* **Provided data**:
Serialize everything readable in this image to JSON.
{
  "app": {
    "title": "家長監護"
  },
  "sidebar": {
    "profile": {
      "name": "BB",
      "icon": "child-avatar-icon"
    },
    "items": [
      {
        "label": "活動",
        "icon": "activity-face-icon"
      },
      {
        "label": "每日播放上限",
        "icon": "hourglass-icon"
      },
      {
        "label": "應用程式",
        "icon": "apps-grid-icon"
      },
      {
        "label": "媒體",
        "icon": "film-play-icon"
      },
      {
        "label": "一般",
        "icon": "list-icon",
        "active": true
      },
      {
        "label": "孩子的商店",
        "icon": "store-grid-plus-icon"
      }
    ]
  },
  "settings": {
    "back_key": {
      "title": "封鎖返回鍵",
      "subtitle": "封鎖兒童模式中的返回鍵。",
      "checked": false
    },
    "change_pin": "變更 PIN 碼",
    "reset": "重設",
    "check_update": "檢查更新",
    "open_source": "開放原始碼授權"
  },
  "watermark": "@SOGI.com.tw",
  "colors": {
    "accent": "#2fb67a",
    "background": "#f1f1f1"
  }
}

--

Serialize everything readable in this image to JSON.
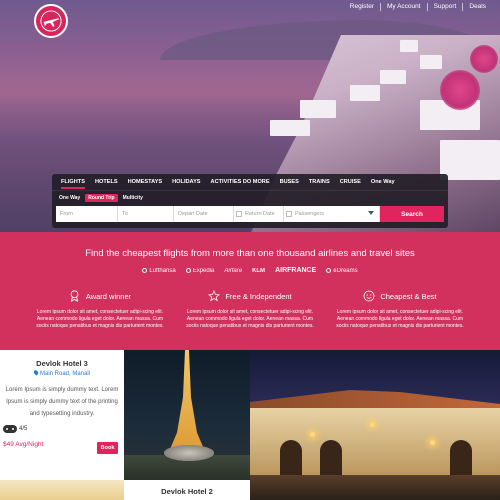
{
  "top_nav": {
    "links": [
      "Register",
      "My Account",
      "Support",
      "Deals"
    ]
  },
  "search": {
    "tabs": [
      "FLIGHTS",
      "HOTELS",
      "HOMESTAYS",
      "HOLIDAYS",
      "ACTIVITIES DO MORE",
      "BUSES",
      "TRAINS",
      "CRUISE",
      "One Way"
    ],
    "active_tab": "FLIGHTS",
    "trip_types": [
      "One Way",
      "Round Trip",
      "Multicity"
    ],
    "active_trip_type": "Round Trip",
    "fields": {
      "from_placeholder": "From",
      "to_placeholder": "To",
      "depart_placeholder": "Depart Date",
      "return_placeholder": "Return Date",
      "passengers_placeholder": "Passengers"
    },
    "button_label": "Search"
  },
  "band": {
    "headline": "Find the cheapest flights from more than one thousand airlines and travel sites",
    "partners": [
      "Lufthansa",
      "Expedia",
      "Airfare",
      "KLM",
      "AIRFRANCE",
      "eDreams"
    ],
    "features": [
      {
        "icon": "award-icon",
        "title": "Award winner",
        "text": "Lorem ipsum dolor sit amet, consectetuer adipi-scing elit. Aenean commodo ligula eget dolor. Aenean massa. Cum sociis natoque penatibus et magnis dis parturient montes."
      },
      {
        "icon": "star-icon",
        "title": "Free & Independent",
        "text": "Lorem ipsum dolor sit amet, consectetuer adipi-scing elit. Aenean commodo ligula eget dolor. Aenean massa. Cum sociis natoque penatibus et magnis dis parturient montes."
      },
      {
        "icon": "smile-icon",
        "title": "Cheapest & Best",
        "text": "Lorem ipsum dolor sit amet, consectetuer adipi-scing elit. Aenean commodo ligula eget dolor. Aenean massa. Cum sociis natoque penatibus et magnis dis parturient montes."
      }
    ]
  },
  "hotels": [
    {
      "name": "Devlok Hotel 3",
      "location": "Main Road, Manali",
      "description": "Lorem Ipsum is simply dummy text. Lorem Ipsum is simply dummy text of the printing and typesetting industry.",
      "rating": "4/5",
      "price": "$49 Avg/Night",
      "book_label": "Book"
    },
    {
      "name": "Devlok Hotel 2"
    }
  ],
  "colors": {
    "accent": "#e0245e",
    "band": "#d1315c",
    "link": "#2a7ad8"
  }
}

* **Problem statement**: Only the number is wanted: how many lines of these entries contain the string "grid"?

* **Worked answer**: 2